**Work instructions**.
(1) In the Vertigo film page below, what fear does the retired San Francisco detective suffer from?
(2) Pick up the user review on the Vertigo film page from where it stops, and keep its tone.

**Text for analysis**.
- Opening Delimiter -
Vertigo (1958)

Vertigo (1958)

1958 PG 128 Minutes

Crime | Drama | Mystery | Romance | Thriller

A retired San Francisco detective suffering from acrophobia investigates the strange activities of an old friend's wife, all the while becoming dangerously obsessed with her.

Overall Rating

9 / 10
Verdict: Great

User Review

  • BarneyNuttall

    BarneyNuttall

    9 / 10
    For those who have never seen Vertigo before, it's important to take the plot with a pinch of salt. There are moments in the film where you'll find yourself disappointingly exasperated at what has happened, particularly at the film's big reveal. While Hitchcock himself regretted the story's logical flaws, Vertigo is not a film about logic. It is a hallucinogenic dream where things repeat themselves and San Fransisco's streets are a labyrinth of desire.
- Closing Delimiter -
**Material provided**.
- Opening Delimiter -
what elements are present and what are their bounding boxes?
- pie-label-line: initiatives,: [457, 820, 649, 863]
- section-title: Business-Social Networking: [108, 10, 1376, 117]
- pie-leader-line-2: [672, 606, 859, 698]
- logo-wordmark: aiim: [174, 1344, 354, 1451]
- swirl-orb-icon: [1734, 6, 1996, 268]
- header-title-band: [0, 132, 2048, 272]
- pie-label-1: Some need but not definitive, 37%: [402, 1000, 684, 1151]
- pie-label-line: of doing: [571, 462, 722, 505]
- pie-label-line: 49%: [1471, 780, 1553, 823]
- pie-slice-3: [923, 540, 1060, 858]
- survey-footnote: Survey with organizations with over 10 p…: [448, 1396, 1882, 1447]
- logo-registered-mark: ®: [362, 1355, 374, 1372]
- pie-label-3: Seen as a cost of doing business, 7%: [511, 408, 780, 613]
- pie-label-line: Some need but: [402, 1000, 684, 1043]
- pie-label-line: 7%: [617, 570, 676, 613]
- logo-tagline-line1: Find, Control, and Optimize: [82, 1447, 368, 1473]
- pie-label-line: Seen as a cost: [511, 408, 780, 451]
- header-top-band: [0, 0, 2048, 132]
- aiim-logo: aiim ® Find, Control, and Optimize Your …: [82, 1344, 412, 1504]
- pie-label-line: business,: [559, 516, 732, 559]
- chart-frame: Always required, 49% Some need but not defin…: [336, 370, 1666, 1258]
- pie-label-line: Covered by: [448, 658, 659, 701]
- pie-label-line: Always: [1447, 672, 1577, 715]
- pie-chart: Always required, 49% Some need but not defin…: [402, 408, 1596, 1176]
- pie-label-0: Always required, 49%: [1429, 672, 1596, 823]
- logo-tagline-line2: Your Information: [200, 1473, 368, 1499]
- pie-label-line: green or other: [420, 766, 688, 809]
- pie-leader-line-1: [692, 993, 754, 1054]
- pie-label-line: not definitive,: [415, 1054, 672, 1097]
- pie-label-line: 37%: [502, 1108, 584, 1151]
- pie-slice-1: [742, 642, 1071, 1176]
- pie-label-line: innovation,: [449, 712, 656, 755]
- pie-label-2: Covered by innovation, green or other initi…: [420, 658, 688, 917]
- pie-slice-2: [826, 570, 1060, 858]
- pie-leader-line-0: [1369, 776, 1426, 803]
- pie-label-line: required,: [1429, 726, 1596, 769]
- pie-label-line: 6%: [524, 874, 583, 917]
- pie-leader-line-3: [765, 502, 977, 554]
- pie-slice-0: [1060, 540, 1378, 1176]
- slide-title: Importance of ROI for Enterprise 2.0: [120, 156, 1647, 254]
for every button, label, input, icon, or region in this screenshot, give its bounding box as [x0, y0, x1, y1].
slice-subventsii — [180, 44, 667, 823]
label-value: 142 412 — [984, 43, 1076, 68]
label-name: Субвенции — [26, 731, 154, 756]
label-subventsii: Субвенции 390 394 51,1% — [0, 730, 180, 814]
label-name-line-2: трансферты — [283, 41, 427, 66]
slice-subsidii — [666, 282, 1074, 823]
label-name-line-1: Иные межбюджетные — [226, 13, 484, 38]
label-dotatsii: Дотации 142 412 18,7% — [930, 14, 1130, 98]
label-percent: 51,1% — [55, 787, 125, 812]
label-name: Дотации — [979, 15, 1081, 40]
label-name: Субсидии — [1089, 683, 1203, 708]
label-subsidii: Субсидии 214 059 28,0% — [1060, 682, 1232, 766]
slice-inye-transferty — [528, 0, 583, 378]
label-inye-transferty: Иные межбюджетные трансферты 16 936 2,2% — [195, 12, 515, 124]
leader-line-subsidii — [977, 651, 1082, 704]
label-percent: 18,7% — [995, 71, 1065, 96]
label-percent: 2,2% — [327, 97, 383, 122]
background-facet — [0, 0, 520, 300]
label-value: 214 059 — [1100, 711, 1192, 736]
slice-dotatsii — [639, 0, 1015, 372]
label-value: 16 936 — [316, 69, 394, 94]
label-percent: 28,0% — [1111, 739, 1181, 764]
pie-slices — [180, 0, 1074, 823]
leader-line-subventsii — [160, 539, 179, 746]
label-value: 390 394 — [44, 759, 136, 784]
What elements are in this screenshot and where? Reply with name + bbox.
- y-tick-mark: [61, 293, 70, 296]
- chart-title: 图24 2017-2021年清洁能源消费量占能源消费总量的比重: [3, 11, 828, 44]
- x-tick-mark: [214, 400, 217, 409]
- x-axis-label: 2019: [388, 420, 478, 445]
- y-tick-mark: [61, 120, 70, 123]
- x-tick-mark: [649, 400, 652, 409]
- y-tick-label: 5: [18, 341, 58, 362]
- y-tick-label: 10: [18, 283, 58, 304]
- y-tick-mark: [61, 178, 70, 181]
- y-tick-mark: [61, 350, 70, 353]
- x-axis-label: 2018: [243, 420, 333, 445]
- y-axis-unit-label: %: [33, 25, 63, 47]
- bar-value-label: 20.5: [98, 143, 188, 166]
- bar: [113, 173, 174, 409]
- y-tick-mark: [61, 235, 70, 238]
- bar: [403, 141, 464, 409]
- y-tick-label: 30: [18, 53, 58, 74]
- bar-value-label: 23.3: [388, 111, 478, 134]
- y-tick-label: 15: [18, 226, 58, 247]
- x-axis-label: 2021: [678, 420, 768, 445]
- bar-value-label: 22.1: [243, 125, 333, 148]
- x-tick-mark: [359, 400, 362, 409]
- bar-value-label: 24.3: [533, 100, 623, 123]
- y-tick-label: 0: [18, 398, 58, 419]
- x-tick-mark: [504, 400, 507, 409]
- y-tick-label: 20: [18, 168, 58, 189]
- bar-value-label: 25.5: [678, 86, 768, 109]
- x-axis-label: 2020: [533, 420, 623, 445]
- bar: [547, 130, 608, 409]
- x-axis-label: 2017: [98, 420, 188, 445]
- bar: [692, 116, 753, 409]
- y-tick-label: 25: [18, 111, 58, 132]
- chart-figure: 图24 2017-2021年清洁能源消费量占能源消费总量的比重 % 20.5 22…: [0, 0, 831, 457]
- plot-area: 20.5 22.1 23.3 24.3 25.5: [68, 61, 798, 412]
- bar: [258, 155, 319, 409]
- Closing Delimiter -
**Responses by item number**.
(1) Acrophobia.

(2)
    The film also works as a retrospective for Hitchcock's film making. While the film's first half seems typically Hitchcockian, it's second half is a commentary on his own experiences with filmmaking and directing women in particular. The green colour that follows Kim Novak's mysterious Madeleine Elster is hypnotic and illusory. These qualities are the essential elements of Vertigo; it's in the title itself.

    One of the film's key scenes takes place in a forest. The lovestruck Detective 'Scottie' (James Stewart) walks through the dark pine woods with Madeleine Elster. They come to a sign which shows a cross-section of a tree, displaying the many lifetimes a tree lives through. It is here where the film's illusory nature is at its peak, where the world that the characters inhabit becomes a hall of mirrors or a swirling, technicolor vortex. We are just waiting to hit the bottom.